**Brief**
Reproduce all the items below, substituting "box" for every occurrence of "bbox" and leaving everything else unchanged. Omit the pictures from your output.

**Data to use**
▬▬▬▬▬▬

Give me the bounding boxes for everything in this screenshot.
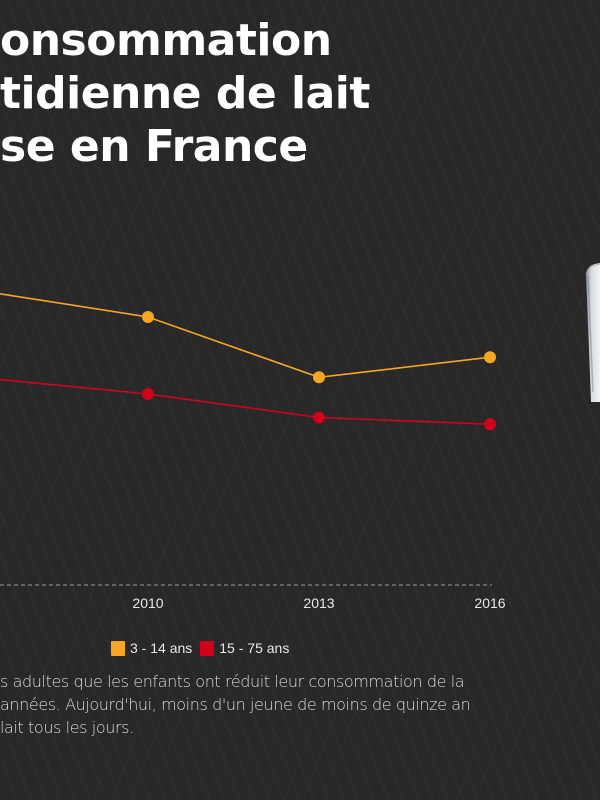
x-tick-label: 2010	[132, 595, 163, 611]
x-tick-labels: 2010 2013 2016	[132, 595, 505, 611]
title-line-1: onsommation	[0, 15, 332, 66]
series-line	[0, 378, 491, 425]
caption-line-3: lait tous les jours.	[0, 718, 134, 737]
data-point-2010[interactable]	[142, 388, 154, 401]
chart-title: onsommation tidienne de lait se en Franc…	[0, 14, 420, 173]
x-tick-label: 2016	[474, 595, 505, 611]
legend: 3 - 14 ans 15 - 75 ans	[111, 640, 289, 656]
data-point-2013[interactable]	[313, 411, 325, 424]
series-15-75ans	[0, 378, 496, 431]
data-point-2016[interactable]	[484, 418, 496, 431]
caption-line-2: années. Aujourd'hui, moins d'un jeune de…	[0, 695, 471, 714]
milk-glass-icon	[585, 263, 600, 402]
title-line-3: se en France	[0, 121, 308, 172]
data-point-2010[interactable]	[142, 311, 154, 323]
x-tick-label: 2013	[303, 595, 334, 611]
legend-item-15-75[interactable]: 15 - 75 ans	[200, 640, 289, 656]
legend-swatch-orange	[111, 640, 125, 656]
series-layer	[0, 293, 496, 431]
legend-label: 3 - 14 ans	[130, 640, 193, 656]
series-line	[0, 293, 491, 379]
caption-line-1: s adultes que les enfants ont réduit leu…	[0, 672, 465, 691]
series-3-14ans	[0, 293, 496, 384]
legend-label: 15 - 75 ans	[219, 640, 290, 656]
title-line-2: tidienne de lait	[0, 68, 370, 119]
data-point-2016[interactable]	[484, 351, 496, 364]
legend-swatch-red	[200, 640, 215, 656]
legend-item-3-14[interactable]: 3 - 14 ans	[111, 640, 192, 656]
data-point-2013[interactable]	[313, 371, 325, 384]
caption-text: s adultes que les enfants ont réduit leu…	[0, 670, 600, 739]
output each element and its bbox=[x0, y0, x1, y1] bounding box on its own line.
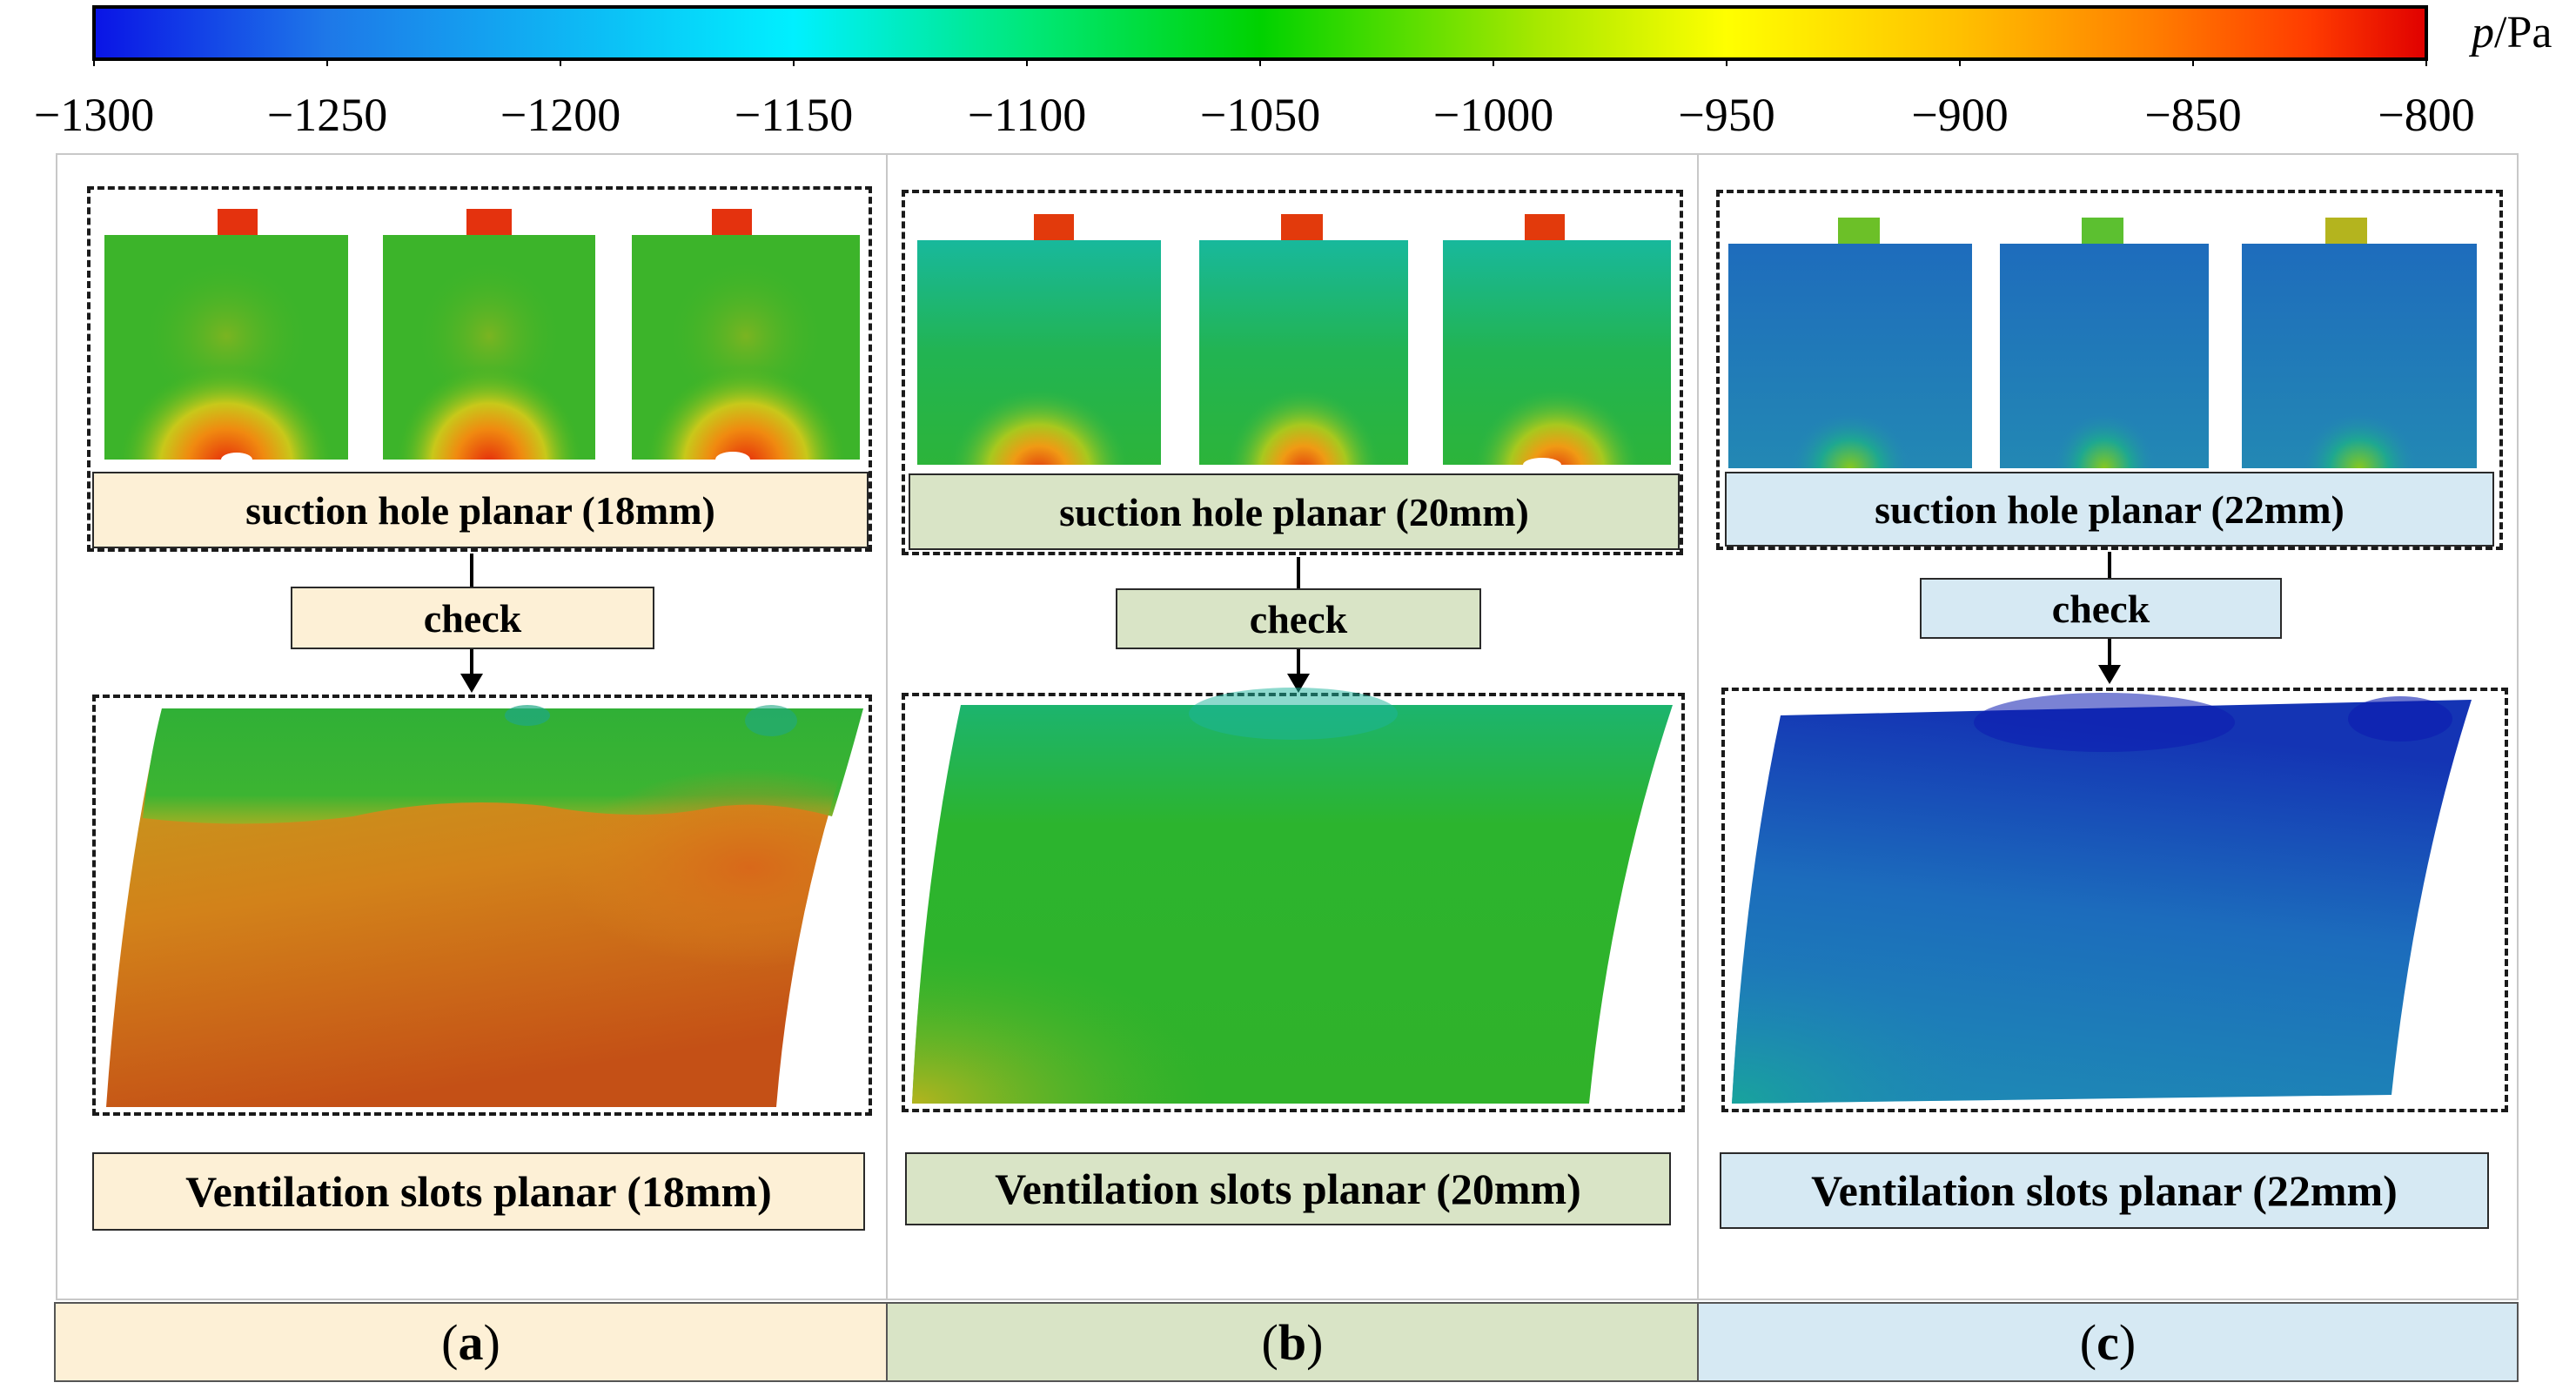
colorbar-tick bbox=[1026, 57, 1028, 66]
panel-c-slot-contour bbox=[1732, 693, 2472, 1104]
panel-c-frame bbox=[1697, 153, 2519, 1300]
colorbar-tick bbox=[1959, 57, 1961, 66]
caption-a-open: ( bbox=[441, 1313, 459, 1371]
colorbar-tick-label: −900 bbox=[1911, 89, 2009, 141]
caption-c-open: ( bbox=[2079, 1313, 2097, 1371]
colorbar-tick-label: −1050 bbox=[1199, 89, 1321, 141]
panel-a-slot-contour bbox=[106, 705, 863, 1107]
colorbar-gradient bbox=[92, 5, 2428, 61]
panel-a-arrow-icon bbox=[460, 674, 483, 693]
hole-contour-c1 bbox=[1728, 218, 1972, 468]
panel-b-caption: (b) bbox=[886, 1302, 1699, 1382]
colorbar-unit-label: p/Pa bbox=[2472, 9, 2552, 57]
hole-contour-b2 bbox=[1199, 214, 1408, 465]
colorbar-tick bbox=[93, 57, 95, 66]
panel-c-hole-contours bbox=[1728, 218, 2477, 468]
caption-b-close: ) bbox=[1306, 1313, 1324, 1371]
panel-c-hole-box bbox=[1716, 190, 2503, 550]
caption-a-letter: a bbox=[458, 1313, 484, 1371]
caption-b-open: ( bbox=[1261, 1313, 1278, 1371]
panel-c-hole-label: suction hole planar (22mm) bbox=[1725, 472, 2494, 547]
colorbar-tick-label: −950 bbox=[1678, 89, 1775, 141]
colorbar-tick-label: −1100 bbox=[967, 89, 1087, 141]
colorbar-tick bbox=[2425, 57, 2427, 66]
hole-contour-c3 bbox=[2242, 218, 2477, 468]
unit-variable: p bbox=[2472, 8, 2494, 57]
colorbar-tick bbox=[560, 57, 561, 66]
panel-c-slot-label: Ventilation slots planar (22mm) bbox=[1720, 1152, 2489, 1229]
colorbar-tick bbox=[1493, 57, 1494, 66]
hole-contour-c2 bbox=[2000, 218, 2209, 468]
colorbar-tick bbox=[793, 57, 795, 66]
unit-text: /Pa bbox=[2494, 8, 2553, 57]
panel-c-caption: (c) bbox=[1697, 1302, 2519, 1382]
colorbar-tick bbox=[326, 57, 328, 66]
panel-b-connector-bottom bbox=[1297, 649, 1300, 675]
panel-a-connector-bottom bbox=[470, 649, 473, 675]
caption-c-letter: c bbox=[2096, 1313, 2119, 1371]
panel-b-hole-label: suction hole planar (20mm) bbox=[909, 473, 1680, 550]
colorbar-tick-label: −1150 bbox=[734, 89, 854, 141]
panel-b-check-box: check bbox=[1116, 588, 1481, 649]
panel-a-slot-label: Ventilation slots planar (18mm) bbox=[92, 1152, 865, 1231]
colorbar-tick-label: −1000 bbox=[1432, 89, 1554, 141]
panel-b-hole-contours bbox=[917, 214, 1671, 472]
panel-c-check-box: check bbox=[1920, 578, 2282, 639]
colorbar-tick bbox=[1726, 57, 1727, 66]
panel-c-arrow-icon bbox=[2098, 665, 2121, 684]
colorbar-tick-label: −800 bbox=[2378, 89, 2475, 141]
colorbar-tick-label: −850 bbox=[2144, 89, 2242, 141]
colorbar-tick-label: −1300 bbox=[33, 89, 155, 141]
panel-a-hole-box bbox=[87, 186, 872, 552]
panel-a-slot-box bbox=[92, 695, 872, 1116]
colorbar-tick-label: −1250 bbox=[266, 89, 388, 141]
panel-b-connector-top bbox=[1297, 557, 1300, 588]
caption-a-close: ) bbox=[483, 1313, 500, 1371]
colorbar-tick-label: −1200 bbox=[500, 89, 621, 141]
colorbar-tick bbox=[2192, 57, 2194, 66]
panel-a-hole-contours bbox=[104, 209, 860, 467]
panel-b-slot-label: Ventilation slots planar (20mm) bbox=[905, 1152, 1671, 1225]
hole-contour-b1 bbox=[917, 214, 1161, 465]
hole-contour-a3 bbox=[632, 209, 860, 467]
hole-contour-a1 bbox=[104, 209, 348, 466]
caption-b-letter: b bbox=[1278, 1313, 1307, 1371]
panel-c-connector-bottom bbox=[2108, 639, 2111, 667]
caption-c-close: ) bbox=[2118, 1313, 2137, 1371]
panel-a-hole-label: suction hole planar (18mm) bbox=[92, 472, 869, 548]
panel-c-slot-box bbox=[1721, 688, 2508, 1112]
panel-a-caption: (a) bbox=[54, 1302, 888, 1382]
panel-b-slot-contour bbox=[912, 688, 1673, 1104]
panel-b-hole-box bbox=[902, 190, 1683, 555]
hole-contour-b3 bbox=[1443, 214, 1671, 472]
colorbar-tick bbox=[1259, 57, 1261, 66]
panel-a-check-box: check bbox=[291, 587, 654, 649]
panel-c-connector-top bbox=[2108, 552, 2111, 580]
hole-contour-a2 bbox=[383, 209, 595, 460]
panel-a-connector-top bbox=[470, 554, 473, 587]
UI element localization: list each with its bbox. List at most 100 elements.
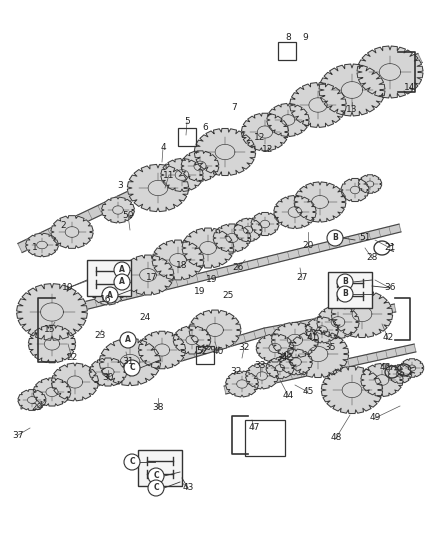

▬▬▬▬▬▬

**Solution**
Give me the bounding boxes for everything in this screenshot.
x-tick-label: 2010	[132, 595, 163, 611]
x-tick-labels: 2010 2013 2016	[132, 595, 505, 611]
title-line-1: onsommation	[0, 15, 332, 66]
series-line	[0, 378, 491, 425]
caption-line-3: lait tous les jours.	[0, 718, 134, 737]
data-point-2010[interactable]	[142, 388, 154, 401]
chart-title: onsommation tidienne de lait se en Franc…	[0, 14, 420, 173]
x-tick-label: 2016	[474, 595, 505, 611]
legend: 3 - 14 ans 15 - 75 ans	[111, 640, 289, 656]
data-point-2013[interactable]	[313, 411, 325, 424]
series-15-75ans	[0, 378, 496, 431]
data-point-2016[interactable]	[484, 418, 496, 431]
caption-line-2: années. Aujourd'hui, moins d'un jeune de…	[0, 695, 471, 714]
milk-glass-icon	[585, 263, 600, 402]
title-line-3: se en France	[0, 121, 308, 172]
data-point-2010[interactable]	[142, 311, 154, 323]
x-tick-label: 2013	[303, 595, 334, 611]
legend-item-15-75[interactable]: 15 - 75 ans	[200, 640, 289, 656]
legend-swatch-orange	[111, 640, 125, 656]
series-layer	[0, 293, 496, 431]
legend-label: 3 - 14 ans	[130, 640, 193, 656]
series-line	[0, 293, 491, 379]
caption-line-1: s adultes que les enfants ont réduit leu…	[0, 672, 465, 691]
series-3-14ans	[0, 293, 496, 384]
legend-label: 15 - 75 ans	[219, 640, 290, 656]
title-line-2: tidienne de lait	[0, 68, 370, 119]
data-point-2016[interactable]	[484, 351, 496, 364]
legend-swatch-red	[200, 640, 215, 656]
legend-item-3-14[interactable]: 3 - 14 ans	[111, 640, 192, 656]
data-point-2013[interactable]	[313, 371, 325, 384]
caption-text: s adultes que les enfants ont réduit leu…	[0, 670, 600, 739]
output each element and its box=[x0, y0, x1, y1] bounding box on its own line.
colorbar-tick box=[1026, 57, 1028, 66]
panel-c-slot-contour box=[1732, 693, 2472, 1104]
panel-c-frame box=[1697, 153, 2519, 1300]
colorbar-tick box=[1959, 57, 1961, 66]
caption-a-open: ( box=[441, 1313, 459, 1371]
colorbar-tick-label: −900 box=[1911, 89, 2009, 141]
caption-c-open: ( box=[2079, 1313, 2097, 1371]
colorbar-tick-label: −1050 box=[1199, 89, 1321, 141]
panel-a-slot-contour box=[106, 705, 863, 1107]
colorbar-gradient box=[92, 5, 2428, 61]
panel-a-arrow-icon box=[460, 674, 483, 693]
hole-contour-c1 box=[1728, 218, 1972, 468]
panel-b-caption: (b) box=[886, 1302, 1699, 1382]
colorbar-unit-label: p/Pa box=[2472, 9, 2552, 57]
hole-contour-b2 box=[1199, 214, 1408, 465]
colorbar-tick box=[93, 57, 95, 66]
panel-c-hole-contours box=[1728, 218, 2477, 468]
caption-b-close: ) box=[1306, 1313, 1324, 1371]
panel-c-hole-box box=[1716, 190, 2503, 550]
caption-a-letter: a box=[458, 1313, 484, 1371]
caption-b-open: ( box=[1261, 1313, 1278, 1371]
panel-c-hole-label: suction hole planar (22mm) box=[1725, 472, 2494, 547]
colorbar-tick-label: −950 box=[1678, 89, 1775, 141]
colorbar-tick-label: −1100 box=[967, 89, 1087, 141]
colorbar-tick box=[2425, 57, 2427, 66]
hole-contour-c3 box=[2242, 218, 2477, 468]
unit-variable: p box=[2472, 8, 2494, 57]
colorbar-tick box=[560, 57, 561, 66]
panel-c-slot-label: Ventilation slots planar (22mm) box=[1720, 1152, 2489, 1229]
colorbar-tick box=[1493, 57, 1494, 66]
hole-contour-c2 box=[2000, 218, 2209, 468]
colorbar-tick box=[793, 57, 795, 66]
unit-text: /Pa box=[2494, 8, 2553, 57]
panel-c-caption: (c) box=[1697, 1302, 2519, 1382]
colorbar-tick box=[326, 57, 328, 66]
panel-b-connector-bottom box=[1297, 649, 1300, 675]
panel-a-connector-bottom box=[470, 649, 473, 675]
caption-c-letter: c box=[2096, 1313, 2119, 1371]
panel-b-hole-label: suction hole planar (20mm) box=[909, 473, 1680, 550]
colorbar-tick-label: −1150 box=[734, 89, 854, 141]
panel-b-check-box: check box=[1116, 588, 1481, 649]
panel-a-slot-label: Ventilation slots planar (18mm) box=[92, 1152, 865, 1231]
colorbar-tick-label: −1000 box=[1432, 89, 1554, 141]
panel-b-hole-contours box=[917, 214, 1671, 472]
panel-c-check-box: check box=[1920, 578, 2282, 639]
colorbar-tick box=[1726, 57, 1727, 66]
panel-c-arrow-icon box=[2098, 665, 2121, 684]
colorbar-tick-label: −800 box=[2378, 89, 2475, 141]
colorbar-tick-label: −850 box=[2144, 89, 2242, 141]
colorbar-tick-label: −1300 box=[33, 89, 155, 141]
panel-a-hole-box box=[87, 186, 872, 552]
panel-a-slot-box box=[92, 695, 872, 1116]
colorbar-tick-label: −1250 box=[266, 89, 388, 141]
panel-b-connector-top box=[1297, 557, 1300, 588]
caption-a-close: ) box=[483, 1313, 500, 1371]
colorbar-tick-label: −1200 box=[500, 89, 621, 141]
colorbar-tick box=[2192, 57, 2194, 66]
panel-a-hole-contours box=[104, 209, 860, 467]
panel-b-slot-label: Ventilation slots planar (20mm) box=[905, 1152, 1671, 1225]
hole-contour-b1 box=[917, 214, 1161, 465]
hole-contour-a3 box=[632, 209, 860, 467]
hole-contour-a1 box=[104, 209, 348, 466]
caption-b-letter: b box=[1278, 1313, 1307, 1371]
panel-c-connector-bottom box=[2108, 639, 2111, 667]
caption-c-close: ) box=[2118, 1313, 2137, 1371]
panel-a-hole-label: suction hole planar (18mm) box=[92, 472, 869, 548]
panel-c-slot-box box=[1721, 688, 2508, 1112]
panel-a-caption: (a) box=[54, 1302, 888, 1382]
panel-b-slot-contour box=[912, 688, 1673, 1104]
panel-b-hole-box box=[902, 190, 1683, 555]
hole-contour-b3 box=[1443, 214, 1671, 472]
colorbar-tick box=[1259, 57, 1261, 66]
panel-a-check-box: check box=[291, 587, 654, 649]
panel-c-connector-top box=[2108, 552, 2111, 580]
hole-contour-a2 box=[383, 209, 595, 460]
panel-a-connector-top box=[470, 554, 473, 587]
UI element localization: list each with its box. List at most 100 elements.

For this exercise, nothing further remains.